**What you should do:** Output the lines that follow exactly as they are.

**Record excerpts:**
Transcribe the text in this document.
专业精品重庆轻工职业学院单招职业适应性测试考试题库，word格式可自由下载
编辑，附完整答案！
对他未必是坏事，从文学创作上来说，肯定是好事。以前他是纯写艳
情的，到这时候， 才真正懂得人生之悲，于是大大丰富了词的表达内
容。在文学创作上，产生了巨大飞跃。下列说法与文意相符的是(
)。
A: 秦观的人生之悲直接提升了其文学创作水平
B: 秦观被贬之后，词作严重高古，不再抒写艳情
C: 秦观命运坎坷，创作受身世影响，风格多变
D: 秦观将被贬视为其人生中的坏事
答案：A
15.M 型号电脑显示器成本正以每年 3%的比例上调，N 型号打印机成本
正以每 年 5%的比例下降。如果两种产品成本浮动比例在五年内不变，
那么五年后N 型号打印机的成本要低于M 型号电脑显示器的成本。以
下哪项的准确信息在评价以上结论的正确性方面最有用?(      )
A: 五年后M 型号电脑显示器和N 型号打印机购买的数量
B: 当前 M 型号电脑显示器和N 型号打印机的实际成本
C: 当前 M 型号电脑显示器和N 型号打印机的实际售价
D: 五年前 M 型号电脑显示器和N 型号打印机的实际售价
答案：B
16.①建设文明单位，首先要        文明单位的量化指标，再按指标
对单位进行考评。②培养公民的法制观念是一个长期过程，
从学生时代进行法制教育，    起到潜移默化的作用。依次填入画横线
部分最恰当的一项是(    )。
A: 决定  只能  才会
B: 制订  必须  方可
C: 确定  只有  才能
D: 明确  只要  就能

**Correct output:**
Transcribe the text in this document.
专业精品重庆轻工职业学院单招职业适应性测试考试题库，word格式可自由下载
编辑，附完整答案！
对他未必是坏事，从文学创作上来说，肯定是好事。以前他是纯写艳
情的，到这时候， 才真正懂得人生之悲，于是大大丰富了词的表达内
容。在文学创作上，产生了巨大飞跃。下列说法与文意相符的是(
)。
A: 秦观的人生之悲直接提升了其文学创作水平
B: 秦观被贬之后，词作严重高古，不再抒写艳情
C: 秦观命运坎坷，创作受身世影响，风格多变
D: 秦观将被贬视为其人生中的坏事
答案：A
15.M 型号电脑显示器成本正以每年 3%的比例上调，N 型号打印机成本
正以每 年 5%的比例下降。如果两种产品成本浮动比例在五年内不变，
那么五年后N 型号打印机的成本要低于M 型号电脑显示器的成本。以
下哪项的准确信息在评价以上结论的正确性方面最有用?(      )
A: 五年后M 型号电脑显示器和N 型号打印机购买的数量
B: 当前 M 型号电脑显示器和N 型号打印机的实际成本
C: 当前 M 型号电脑显示器和N 型号打印机的实际售价
D: 五年前 M 型号电脑显示器和N 型号打印机的实际售价
答案：B
16.①建设文明单位，首先要        文明单位的量化指标，再按指标
对单位进行考评。②培养公民的法制观念是一个长期过程，
从学生时代进行法制教育，    起到潜移默化的作用。依次填入画横线
部分最恰当的一项是(    )。
A: 决定  只能  才会
B: 制订  必须  方可
C: 确定  只有  才能
D: 明确  只要  就能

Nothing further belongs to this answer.